Rename "legend-swatch-icon" to "legend-marker" in the records, starting with the first line and going on through the line with "data-label: -8.9 — [2345, 1127, 2435, 1186]". Give back only those lines, with nothing else changed.

Data provided:
-------

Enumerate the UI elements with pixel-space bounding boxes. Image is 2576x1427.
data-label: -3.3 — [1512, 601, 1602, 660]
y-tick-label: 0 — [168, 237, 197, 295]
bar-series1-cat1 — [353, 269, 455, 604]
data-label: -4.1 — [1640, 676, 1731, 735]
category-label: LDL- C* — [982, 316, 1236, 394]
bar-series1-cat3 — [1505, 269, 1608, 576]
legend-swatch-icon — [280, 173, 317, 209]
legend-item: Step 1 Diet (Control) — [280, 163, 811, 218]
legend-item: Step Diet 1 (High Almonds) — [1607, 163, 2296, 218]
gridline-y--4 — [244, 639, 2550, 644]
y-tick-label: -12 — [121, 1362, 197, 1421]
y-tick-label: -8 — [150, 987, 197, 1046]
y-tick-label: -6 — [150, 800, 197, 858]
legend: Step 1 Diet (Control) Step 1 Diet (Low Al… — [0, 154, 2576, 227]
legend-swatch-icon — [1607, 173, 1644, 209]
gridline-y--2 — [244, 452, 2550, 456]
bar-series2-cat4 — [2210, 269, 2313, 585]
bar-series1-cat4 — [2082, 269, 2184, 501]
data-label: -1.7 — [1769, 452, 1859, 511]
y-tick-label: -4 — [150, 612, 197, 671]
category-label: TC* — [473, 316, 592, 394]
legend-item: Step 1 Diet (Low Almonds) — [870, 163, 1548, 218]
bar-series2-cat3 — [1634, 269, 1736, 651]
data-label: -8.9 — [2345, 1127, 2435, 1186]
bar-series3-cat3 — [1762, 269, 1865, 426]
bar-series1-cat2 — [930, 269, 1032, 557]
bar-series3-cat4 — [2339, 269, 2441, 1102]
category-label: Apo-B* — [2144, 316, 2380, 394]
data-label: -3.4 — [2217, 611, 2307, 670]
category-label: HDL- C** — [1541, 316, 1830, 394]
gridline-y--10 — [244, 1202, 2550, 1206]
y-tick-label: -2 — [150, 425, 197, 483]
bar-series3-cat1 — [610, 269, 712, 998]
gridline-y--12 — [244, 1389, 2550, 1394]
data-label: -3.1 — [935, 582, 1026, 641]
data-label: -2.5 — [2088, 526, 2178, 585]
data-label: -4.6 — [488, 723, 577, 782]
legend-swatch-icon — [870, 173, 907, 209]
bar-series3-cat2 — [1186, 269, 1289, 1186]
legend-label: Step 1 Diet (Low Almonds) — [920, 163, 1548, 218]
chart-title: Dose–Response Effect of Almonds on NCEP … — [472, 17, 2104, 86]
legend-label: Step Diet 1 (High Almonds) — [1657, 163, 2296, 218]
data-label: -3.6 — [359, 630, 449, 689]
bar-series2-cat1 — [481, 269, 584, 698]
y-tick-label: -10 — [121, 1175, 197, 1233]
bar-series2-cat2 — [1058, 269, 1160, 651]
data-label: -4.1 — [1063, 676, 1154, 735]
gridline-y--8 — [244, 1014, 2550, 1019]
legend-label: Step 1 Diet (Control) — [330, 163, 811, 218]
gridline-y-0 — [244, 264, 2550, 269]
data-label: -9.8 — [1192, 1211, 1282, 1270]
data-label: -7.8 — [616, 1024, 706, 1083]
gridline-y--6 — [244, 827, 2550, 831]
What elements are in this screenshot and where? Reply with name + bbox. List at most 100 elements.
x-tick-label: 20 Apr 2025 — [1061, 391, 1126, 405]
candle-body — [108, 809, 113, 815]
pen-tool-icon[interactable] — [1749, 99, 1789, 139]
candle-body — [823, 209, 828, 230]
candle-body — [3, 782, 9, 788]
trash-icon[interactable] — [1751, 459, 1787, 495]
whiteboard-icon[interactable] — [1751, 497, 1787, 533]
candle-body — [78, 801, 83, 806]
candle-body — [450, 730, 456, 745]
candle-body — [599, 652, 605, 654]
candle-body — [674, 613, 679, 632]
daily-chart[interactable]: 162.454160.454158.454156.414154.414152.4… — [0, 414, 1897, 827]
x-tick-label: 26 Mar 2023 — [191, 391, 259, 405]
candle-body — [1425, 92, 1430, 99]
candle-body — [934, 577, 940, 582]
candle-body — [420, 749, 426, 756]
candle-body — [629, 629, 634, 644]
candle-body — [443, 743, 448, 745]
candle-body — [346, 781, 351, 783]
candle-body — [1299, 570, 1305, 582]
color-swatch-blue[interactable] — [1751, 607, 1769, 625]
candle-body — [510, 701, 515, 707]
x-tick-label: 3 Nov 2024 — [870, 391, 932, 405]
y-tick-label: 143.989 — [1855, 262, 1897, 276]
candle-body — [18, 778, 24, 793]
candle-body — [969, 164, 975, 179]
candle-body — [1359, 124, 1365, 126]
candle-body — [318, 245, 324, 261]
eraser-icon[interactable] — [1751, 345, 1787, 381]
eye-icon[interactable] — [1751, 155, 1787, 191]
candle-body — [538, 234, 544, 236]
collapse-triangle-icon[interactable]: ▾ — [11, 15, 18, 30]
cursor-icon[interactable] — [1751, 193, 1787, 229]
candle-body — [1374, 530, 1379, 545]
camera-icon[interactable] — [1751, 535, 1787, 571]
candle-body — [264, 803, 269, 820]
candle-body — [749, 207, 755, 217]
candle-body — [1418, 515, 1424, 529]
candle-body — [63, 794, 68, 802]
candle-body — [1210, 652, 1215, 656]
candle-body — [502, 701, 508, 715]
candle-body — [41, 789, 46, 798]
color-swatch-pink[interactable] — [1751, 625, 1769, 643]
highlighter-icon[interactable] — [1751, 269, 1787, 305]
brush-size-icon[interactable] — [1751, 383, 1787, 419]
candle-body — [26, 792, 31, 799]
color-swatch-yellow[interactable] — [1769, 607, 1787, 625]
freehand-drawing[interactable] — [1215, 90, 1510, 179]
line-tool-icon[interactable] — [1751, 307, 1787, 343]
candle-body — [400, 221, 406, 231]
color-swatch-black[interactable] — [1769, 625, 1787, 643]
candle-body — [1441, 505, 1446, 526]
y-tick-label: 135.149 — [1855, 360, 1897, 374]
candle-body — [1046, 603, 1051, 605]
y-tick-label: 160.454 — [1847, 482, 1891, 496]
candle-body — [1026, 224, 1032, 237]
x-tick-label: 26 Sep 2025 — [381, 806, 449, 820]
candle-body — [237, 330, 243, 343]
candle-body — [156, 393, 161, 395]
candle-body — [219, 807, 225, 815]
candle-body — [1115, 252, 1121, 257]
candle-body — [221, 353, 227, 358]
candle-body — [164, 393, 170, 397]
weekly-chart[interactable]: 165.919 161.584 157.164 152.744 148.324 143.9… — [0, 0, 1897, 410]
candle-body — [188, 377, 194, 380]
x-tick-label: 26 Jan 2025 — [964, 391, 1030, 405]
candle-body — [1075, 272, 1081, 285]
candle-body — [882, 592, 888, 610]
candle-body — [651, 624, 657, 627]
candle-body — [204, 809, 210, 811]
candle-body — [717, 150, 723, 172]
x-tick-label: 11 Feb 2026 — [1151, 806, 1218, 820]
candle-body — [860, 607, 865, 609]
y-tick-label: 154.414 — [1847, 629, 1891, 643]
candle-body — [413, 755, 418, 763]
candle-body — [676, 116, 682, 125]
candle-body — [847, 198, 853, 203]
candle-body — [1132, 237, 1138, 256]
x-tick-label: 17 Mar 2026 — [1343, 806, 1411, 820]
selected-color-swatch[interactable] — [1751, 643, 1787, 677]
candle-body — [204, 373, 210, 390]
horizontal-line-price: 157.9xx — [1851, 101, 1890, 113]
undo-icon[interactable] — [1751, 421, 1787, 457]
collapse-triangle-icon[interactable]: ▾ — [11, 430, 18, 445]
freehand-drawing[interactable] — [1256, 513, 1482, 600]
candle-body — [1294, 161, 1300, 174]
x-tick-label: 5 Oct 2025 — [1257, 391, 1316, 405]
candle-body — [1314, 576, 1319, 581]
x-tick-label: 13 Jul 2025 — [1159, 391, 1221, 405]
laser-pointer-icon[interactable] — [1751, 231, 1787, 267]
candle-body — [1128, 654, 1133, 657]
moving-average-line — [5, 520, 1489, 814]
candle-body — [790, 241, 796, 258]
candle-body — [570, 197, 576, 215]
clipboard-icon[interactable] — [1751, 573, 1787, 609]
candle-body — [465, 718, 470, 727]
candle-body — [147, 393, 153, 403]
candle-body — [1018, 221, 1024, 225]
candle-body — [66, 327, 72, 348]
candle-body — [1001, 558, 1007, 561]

-------

Task output:
Enumerate the UI elements with pixel-space bounding boxes. Image is 2576x1427.
data-label: -3.3 — [1512, 601, 1602, 660]
y-tick-label: 0 — [168, 237, 197, 295]
bar-series1-cat1 — [353, 269, 455, 604]
data-label: -4.1 — [1640, 676, 1731, 735]
category-label: LDL- C* — [982, 316, 1236, 394]
bar-series1-cat3 — [1505, 269, 1608, 576]
legend-marker — [280, 173, 317, 209]
legend-item: Step 1 Diet (Control) — [280, 163, 811, 218]
legend-item: Step Diet 1 (High Almonds) — [1607, 163, 2296, 218]
gridline-y--4 — [244, 639, 2550, 644]
y-tick-label: -12 — [121, 1362, 197, 1421]
y-tick-label: -8 — [150, 987, 197, 1046]
y-tick-label: -6 — [150, 800, 197, 858]
legend: Step 1 Diet (Control) Step 1 Diet (Low Al… — [0, 154, 2576, 227]
legend-marker — [1607, 173, 1644, 209]
gridline-y--2 — [244, 452, 2550, 456]
bar-series2-cat4 — [2210, 269, 2313, 585]
bar-series1-cat4 — [2082, 269, 2184, 501]
data-label: -1.7 — [1769, 452, 1859, 511]
y-tick-label: -4 — [150, 612, 197, 671]
category-label: TC* — [473, 316, 592, 394]
legend-item: Step 1 Diet (Low Almonds) — [870, 163, 1548, 218]
bar-series2-cat3 — [1634, 269, 1736, 651]
data-label: -8.9 — [2345, 1127, 2435, 1186]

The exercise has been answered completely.